Figure contents as structured data:
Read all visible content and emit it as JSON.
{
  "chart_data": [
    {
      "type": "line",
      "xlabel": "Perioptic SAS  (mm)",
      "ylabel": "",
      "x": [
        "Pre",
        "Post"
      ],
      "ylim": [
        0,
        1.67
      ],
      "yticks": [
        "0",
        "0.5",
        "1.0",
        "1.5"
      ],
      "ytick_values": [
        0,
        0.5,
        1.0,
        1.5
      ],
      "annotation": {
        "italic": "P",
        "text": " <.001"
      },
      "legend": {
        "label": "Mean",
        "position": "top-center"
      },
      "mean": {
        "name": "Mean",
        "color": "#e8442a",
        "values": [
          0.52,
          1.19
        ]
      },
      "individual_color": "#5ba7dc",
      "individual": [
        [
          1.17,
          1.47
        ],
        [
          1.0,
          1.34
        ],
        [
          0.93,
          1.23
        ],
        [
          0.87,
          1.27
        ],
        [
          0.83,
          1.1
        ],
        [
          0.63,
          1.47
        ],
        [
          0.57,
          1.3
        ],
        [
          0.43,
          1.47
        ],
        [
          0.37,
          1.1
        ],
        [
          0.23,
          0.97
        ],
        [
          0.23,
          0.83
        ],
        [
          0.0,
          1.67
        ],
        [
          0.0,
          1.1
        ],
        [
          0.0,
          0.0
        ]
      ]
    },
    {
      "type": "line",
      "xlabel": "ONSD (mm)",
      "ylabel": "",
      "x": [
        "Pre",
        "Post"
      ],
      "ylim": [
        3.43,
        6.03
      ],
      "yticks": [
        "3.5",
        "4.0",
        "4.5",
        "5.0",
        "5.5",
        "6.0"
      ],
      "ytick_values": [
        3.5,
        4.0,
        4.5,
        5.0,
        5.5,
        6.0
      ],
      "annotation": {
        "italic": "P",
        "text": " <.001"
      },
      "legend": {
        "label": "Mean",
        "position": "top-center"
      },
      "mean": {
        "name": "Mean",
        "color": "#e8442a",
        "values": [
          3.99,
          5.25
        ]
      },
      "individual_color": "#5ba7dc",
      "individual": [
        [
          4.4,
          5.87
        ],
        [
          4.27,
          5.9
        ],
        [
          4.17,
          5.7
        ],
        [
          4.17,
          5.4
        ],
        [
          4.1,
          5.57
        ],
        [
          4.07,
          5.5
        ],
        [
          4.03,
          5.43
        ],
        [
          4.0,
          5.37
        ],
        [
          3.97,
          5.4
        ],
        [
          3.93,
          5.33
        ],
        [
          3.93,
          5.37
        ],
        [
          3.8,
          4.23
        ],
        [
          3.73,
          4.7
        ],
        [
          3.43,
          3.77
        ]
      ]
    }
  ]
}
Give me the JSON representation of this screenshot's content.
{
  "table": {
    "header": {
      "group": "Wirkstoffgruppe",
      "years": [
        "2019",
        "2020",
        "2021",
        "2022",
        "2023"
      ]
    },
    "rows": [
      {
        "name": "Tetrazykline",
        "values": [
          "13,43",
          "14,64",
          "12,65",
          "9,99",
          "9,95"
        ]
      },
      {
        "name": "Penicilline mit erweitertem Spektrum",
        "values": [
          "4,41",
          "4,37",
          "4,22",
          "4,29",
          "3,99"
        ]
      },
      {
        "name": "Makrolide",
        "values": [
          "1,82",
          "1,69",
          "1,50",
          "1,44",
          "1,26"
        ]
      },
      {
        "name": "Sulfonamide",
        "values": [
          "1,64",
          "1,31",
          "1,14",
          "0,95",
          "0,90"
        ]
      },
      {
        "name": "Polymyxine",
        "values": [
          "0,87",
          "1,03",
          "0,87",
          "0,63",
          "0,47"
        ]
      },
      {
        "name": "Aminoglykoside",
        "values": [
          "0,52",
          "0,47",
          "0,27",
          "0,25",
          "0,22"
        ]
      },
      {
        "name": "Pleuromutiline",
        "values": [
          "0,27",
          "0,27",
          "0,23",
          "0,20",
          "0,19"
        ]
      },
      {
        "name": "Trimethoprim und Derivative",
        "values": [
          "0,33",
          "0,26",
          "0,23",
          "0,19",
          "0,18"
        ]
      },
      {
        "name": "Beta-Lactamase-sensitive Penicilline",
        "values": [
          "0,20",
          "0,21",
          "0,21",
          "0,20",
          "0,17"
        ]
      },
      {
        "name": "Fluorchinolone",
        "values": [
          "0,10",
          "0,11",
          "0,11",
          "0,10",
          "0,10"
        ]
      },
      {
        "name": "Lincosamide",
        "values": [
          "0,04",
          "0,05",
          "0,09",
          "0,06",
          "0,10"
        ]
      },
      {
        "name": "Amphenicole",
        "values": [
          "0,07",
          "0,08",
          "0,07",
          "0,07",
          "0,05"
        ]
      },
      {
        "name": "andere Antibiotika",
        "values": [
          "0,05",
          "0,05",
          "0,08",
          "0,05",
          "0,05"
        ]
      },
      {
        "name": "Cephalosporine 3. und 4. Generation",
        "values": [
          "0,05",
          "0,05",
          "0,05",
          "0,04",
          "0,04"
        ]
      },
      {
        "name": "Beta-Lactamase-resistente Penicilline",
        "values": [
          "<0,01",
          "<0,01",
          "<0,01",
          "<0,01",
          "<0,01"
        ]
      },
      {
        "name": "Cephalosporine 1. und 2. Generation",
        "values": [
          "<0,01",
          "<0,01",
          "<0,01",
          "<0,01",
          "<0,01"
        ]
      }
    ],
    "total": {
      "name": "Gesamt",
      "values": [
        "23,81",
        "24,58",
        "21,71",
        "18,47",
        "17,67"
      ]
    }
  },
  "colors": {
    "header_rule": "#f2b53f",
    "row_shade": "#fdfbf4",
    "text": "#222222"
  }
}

= GOAL OF THE EXERCISE =
Using the listing, collect all lines in which the string "Penicilline" is found.

= TASK RESPONSE =
        "name": "Penicilline mit erweitertem Spektrum",
        "name": "Beta-Lactamase-sensitive Penicilline",
        "name": "Beta-Lactamase-resistente Penicilline",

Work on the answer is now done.